[STATED EXERCISE]: Filter the entries and keep only the lines where the string "ylabel" appears.

[STORED RECORDS]:
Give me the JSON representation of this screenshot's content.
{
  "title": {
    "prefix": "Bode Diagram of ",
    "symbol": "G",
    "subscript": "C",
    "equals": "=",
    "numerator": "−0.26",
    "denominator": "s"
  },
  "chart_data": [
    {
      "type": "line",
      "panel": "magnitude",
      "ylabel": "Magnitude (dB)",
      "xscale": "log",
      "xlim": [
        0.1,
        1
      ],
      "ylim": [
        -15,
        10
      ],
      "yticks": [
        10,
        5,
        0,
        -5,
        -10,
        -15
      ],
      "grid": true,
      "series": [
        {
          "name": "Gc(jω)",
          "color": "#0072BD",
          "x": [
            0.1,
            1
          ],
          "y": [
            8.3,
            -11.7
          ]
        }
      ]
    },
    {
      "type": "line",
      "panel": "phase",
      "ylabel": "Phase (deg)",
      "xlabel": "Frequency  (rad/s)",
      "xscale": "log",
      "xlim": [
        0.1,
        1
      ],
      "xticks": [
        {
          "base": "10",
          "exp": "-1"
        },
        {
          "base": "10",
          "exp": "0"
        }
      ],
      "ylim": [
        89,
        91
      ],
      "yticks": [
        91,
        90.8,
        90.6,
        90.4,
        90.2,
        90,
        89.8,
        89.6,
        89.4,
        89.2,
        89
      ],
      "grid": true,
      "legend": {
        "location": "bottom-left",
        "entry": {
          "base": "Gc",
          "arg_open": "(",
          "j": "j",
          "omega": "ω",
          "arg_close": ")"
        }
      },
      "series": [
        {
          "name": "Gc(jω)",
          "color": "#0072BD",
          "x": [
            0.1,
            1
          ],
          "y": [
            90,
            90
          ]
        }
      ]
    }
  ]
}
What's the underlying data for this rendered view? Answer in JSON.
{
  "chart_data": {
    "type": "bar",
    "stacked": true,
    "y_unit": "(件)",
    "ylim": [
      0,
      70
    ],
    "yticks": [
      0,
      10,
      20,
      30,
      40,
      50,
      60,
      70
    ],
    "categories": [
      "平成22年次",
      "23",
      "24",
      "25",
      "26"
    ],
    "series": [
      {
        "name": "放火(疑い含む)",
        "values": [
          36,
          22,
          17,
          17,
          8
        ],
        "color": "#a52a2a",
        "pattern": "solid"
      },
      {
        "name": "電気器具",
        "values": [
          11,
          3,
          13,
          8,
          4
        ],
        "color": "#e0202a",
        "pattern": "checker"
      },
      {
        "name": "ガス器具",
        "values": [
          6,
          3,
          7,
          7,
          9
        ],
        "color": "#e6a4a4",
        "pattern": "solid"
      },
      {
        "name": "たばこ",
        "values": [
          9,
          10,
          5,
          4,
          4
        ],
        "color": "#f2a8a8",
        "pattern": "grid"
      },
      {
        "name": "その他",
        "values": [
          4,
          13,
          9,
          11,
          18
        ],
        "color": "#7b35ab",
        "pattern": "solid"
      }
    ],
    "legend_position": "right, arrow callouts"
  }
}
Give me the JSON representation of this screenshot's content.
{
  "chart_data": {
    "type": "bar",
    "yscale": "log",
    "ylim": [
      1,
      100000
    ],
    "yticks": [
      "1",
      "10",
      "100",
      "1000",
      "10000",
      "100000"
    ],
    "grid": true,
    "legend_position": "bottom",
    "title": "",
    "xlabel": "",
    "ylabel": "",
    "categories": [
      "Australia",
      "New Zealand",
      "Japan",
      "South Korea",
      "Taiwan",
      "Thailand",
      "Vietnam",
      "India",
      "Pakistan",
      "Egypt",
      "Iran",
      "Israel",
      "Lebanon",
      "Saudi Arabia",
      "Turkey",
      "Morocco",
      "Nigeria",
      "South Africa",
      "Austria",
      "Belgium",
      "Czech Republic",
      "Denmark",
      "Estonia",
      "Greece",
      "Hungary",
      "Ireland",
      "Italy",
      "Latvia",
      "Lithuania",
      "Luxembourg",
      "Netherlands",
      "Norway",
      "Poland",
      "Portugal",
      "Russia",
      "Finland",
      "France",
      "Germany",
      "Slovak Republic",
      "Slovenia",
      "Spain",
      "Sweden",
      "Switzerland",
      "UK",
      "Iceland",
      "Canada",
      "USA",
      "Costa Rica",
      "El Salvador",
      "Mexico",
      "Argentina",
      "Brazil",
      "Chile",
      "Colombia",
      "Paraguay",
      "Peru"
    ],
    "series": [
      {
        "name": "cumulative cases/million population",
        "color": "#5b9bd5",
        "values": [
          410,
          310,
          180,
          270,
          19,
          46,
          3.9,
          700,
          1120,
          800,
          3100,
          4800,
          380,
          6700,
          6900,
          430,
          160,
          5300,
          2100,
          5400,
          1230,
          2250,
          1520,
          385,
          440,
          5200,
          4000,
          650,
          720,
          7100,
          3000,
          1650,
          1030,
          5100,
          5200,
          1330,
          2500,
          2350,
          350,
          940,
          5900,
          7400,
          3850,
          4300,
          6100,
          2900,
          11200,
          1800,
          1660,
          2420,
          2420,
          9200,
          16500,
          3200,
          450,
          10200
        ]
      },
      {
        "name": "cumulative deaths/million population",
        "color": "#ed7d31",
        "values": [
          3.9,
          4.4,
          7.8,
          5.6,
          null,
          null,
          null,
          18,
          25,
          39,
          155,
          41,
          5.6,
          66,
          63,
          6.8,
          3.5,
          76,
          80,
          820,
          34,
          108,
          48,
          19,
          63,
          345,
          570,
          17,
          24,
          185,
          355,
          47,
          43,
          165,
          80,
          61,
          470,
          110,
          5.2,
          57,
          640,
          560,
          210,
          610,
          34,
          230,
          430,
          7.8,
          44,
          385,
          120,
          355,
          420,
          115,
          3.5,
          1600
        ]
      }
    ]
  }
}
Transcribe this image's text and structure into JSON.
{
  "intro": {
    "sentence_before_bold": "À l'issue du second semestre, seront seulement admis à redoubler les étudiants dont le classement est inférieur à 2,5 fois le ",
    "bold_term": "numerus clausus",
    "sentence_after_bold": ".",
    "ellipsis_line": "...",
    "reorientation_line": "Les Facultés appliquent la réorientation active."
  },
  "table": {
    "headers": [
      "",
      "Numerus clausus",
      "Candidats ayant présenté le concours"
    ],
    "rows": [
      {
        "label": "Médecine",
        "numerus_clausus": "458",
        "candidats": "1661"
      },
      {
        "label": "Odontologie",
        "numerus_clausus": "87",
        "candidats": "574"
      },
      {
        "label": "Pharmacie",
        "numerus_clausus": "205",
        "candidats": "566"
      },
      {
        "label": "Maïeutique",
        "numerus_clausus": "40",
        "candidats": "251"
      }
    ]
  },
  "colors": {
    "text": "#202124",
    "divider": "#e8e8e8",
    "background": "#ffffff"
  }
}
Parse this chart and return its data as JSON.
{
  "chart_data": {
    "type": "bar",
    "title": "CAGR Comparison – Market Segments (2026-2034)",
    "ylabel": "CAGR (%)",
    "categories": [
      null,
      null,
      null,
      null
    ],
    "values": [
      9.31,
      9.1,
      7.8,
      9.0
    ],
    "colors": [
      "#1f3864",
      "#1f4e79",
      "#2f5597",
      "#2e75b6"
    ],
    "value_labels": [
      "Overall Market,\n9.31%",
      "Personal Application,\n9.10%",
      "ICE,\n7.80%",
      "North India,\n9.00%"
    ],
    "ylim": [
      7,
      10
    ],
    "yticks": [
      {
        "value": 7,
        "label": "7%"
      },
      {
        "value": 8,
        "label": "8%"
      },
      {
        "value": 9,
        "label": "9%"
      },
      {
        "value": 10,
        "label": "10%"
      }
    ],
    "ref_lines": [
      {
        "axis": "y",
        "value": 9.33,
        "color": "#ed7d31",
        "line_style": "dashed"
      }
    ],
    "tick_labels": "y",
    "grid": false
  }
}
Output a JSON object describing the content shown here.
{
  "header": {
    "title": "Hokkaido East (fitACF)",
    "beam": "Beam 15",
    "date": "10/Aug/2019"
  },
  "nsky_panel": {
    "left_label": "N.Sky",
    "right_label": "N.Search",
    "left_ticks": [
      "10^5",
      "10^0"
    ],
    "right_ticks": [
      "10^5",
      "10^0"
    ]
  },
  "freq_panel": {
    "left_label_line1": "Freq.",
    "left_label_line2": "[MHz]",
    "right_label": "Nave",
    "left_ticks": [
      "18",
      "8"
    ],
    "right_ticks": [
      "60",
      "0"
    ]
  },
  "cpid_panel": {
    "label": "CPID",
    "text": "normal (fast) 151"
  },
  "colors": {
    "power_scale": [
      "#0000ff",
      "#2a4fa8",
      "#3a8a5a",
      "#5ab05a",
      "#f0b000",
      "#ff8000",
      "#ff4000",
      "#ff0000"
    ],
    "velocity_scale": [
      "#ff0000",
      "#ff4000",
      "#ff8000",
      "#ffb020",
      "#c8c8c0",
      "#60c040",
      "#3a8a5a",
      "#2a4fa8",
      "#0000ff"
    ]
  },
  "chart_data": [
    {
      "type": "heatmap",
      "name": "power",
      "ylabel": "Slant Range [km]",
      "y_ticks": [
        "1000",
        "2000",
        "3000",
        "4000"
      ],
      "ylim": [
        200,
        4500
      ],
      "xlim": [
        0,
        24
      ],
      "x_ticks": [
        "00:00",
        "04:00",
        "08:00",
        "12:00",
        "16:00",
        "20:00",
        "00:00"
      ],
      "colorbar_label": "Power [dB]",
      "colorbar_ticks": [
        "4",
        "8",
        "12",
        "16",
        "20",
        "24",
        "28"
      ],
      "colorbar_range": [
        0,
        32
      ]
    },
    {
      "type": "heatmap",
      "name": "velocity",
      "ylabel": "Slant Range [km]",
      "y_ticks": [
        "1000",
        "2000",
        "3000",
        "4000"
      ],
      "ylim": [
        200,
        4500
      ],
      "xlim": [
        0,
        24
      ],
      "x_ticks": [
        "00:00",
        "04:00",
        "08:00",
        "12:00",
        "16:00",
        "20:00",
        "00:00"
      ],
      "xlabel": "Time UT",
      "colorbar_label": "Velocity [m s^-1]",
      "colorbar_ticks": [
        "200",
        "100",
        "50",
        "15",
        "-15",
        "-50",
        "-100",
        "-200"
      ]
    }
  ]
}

[ANSWER]:
      "ylabel": "Magnitude (dB)",
      "ylabel": "Phase (deg)",
    "ylabel": "",
    "ylabel": "CAGR (%)",
      "ylabel": "Slant Range [km]",
      "ylabel": "Slant Range [km]",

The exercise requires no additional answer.